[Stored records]

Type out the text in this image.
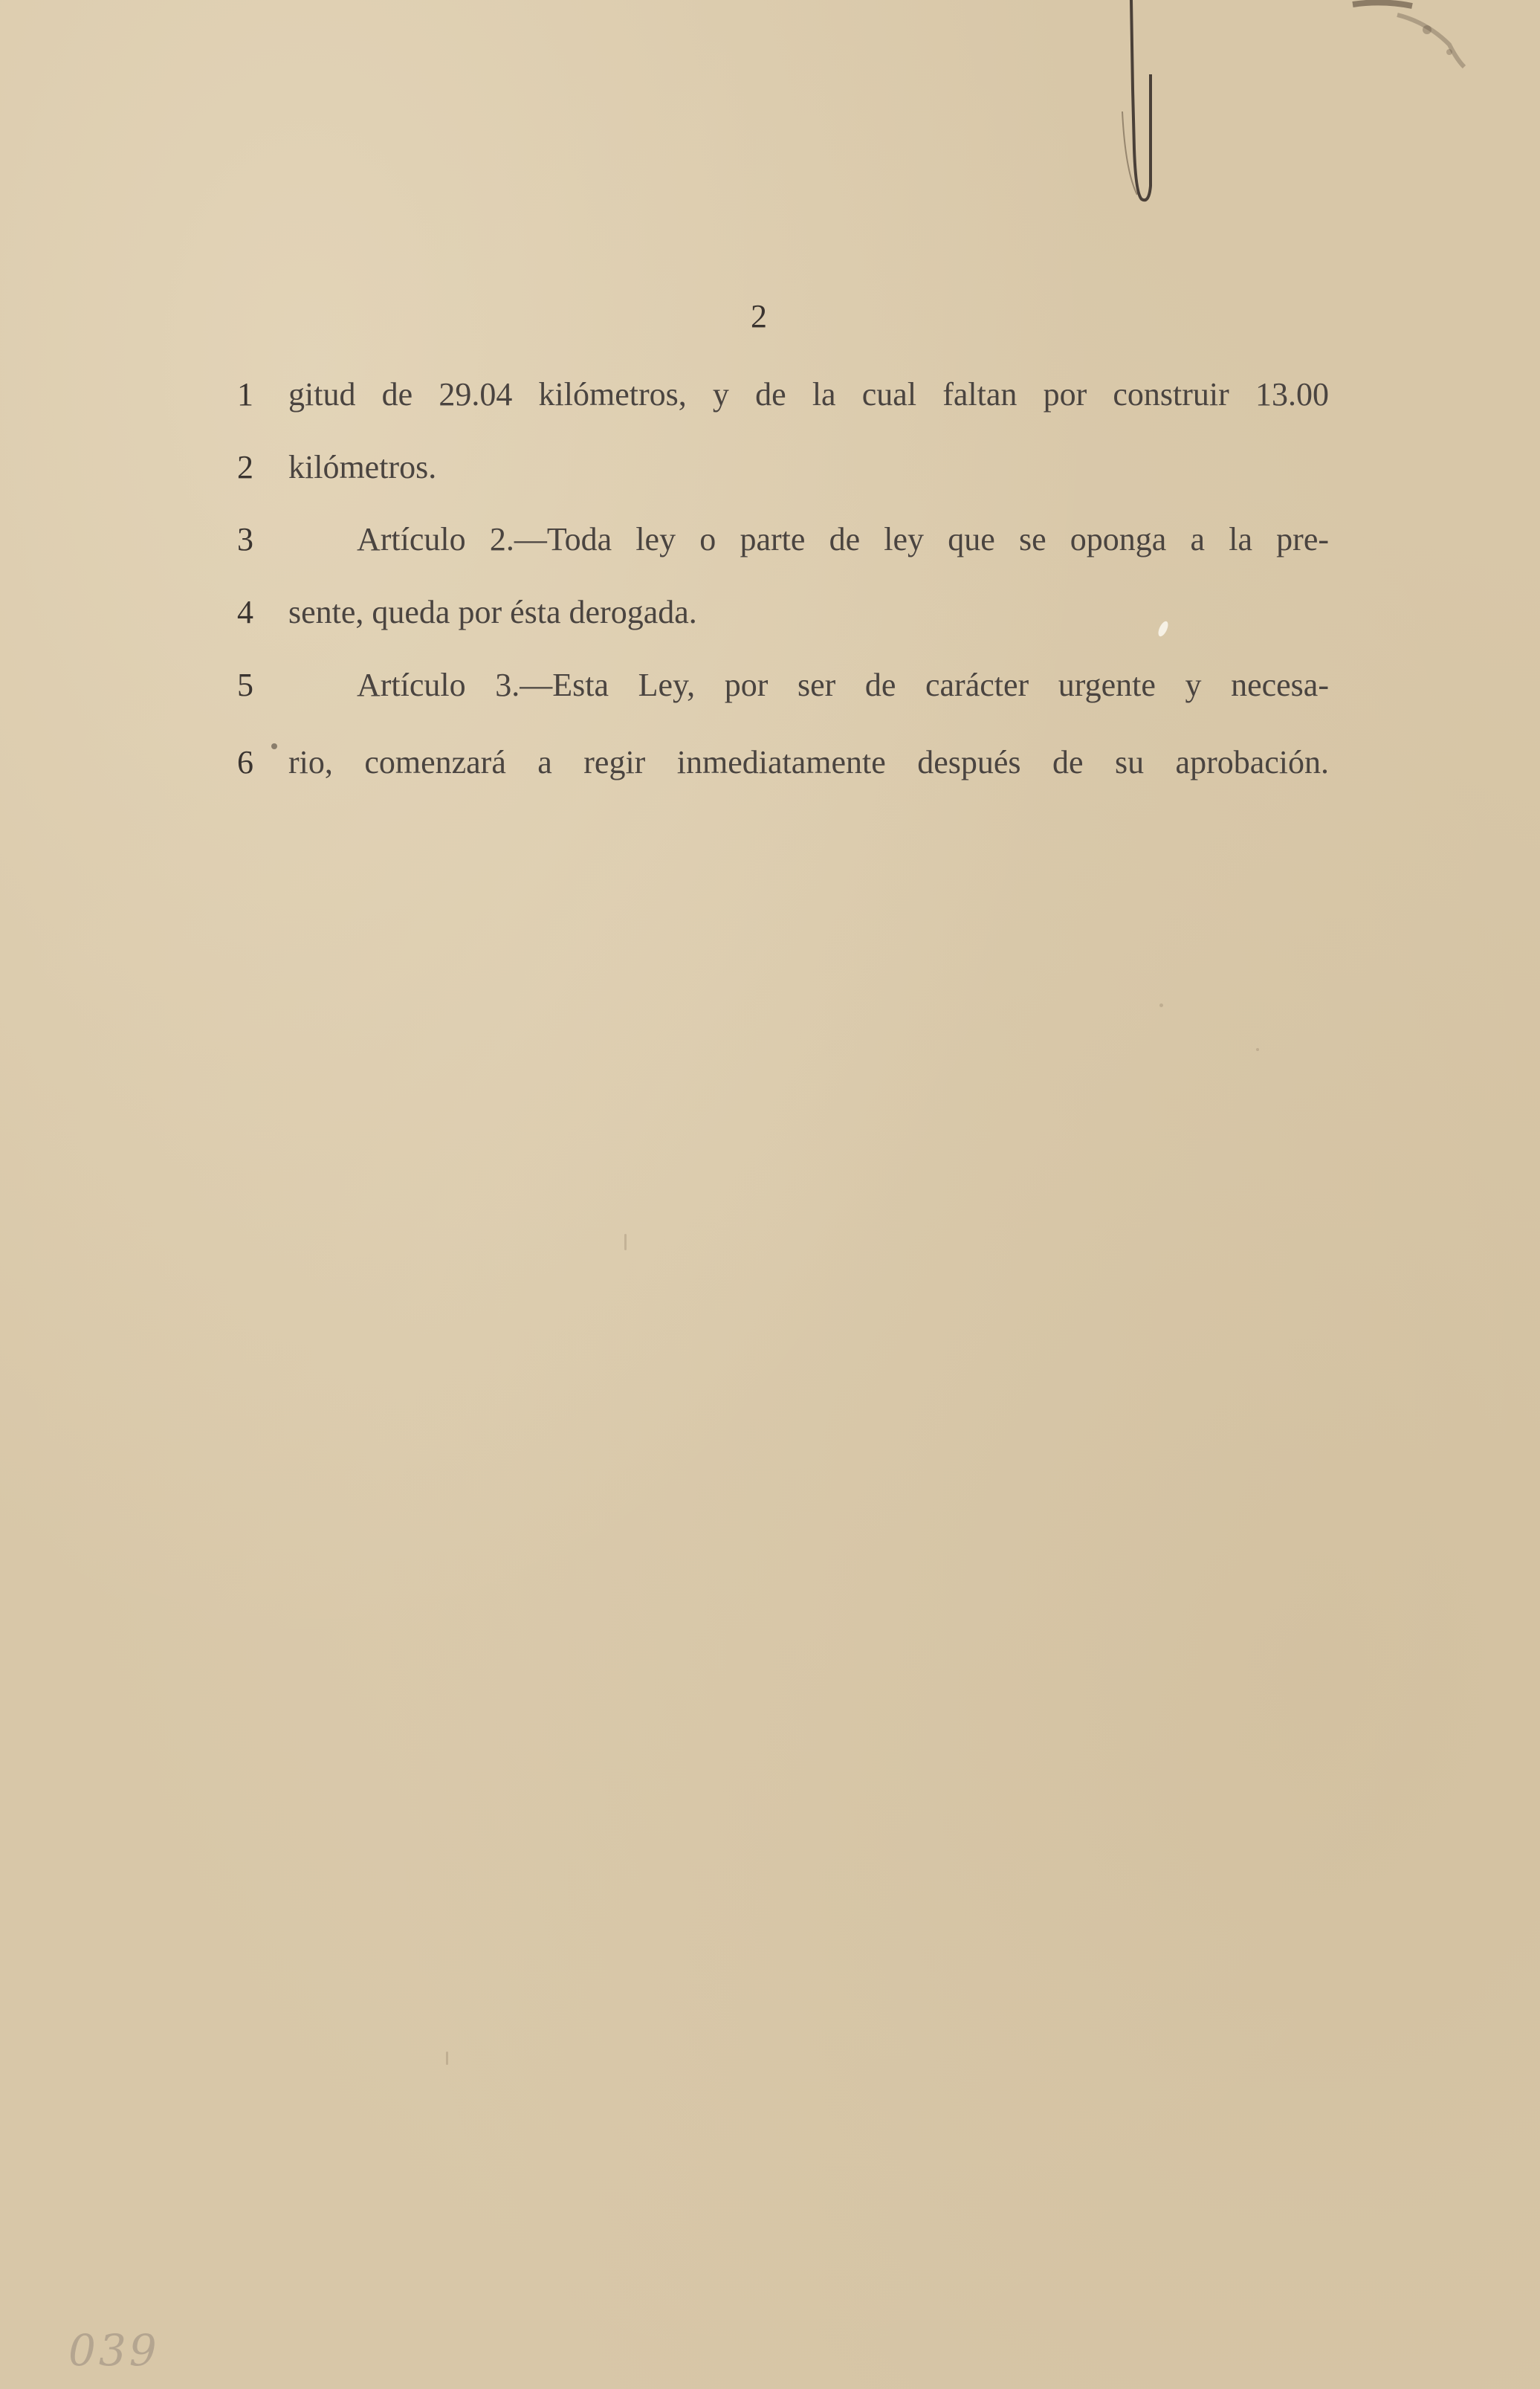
2
1 gitud de 29.04 kilómetros, y de la cual faltan por construir 13.00
2 kilómetros.
3	Artículo 2.—Toda ley o parte de ley que se oponga a la pre-
4 sente, queda por ésta derogada.
5	Artículo 3.—Esta Ley, por ser de carácter urgente y necesa-
6 rio, comenzará a regir inmediatamente después de su aprobación.
039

Exercise task: Report only the number of lines that hold the string "Artículo" in this listing.

Complete answer: 2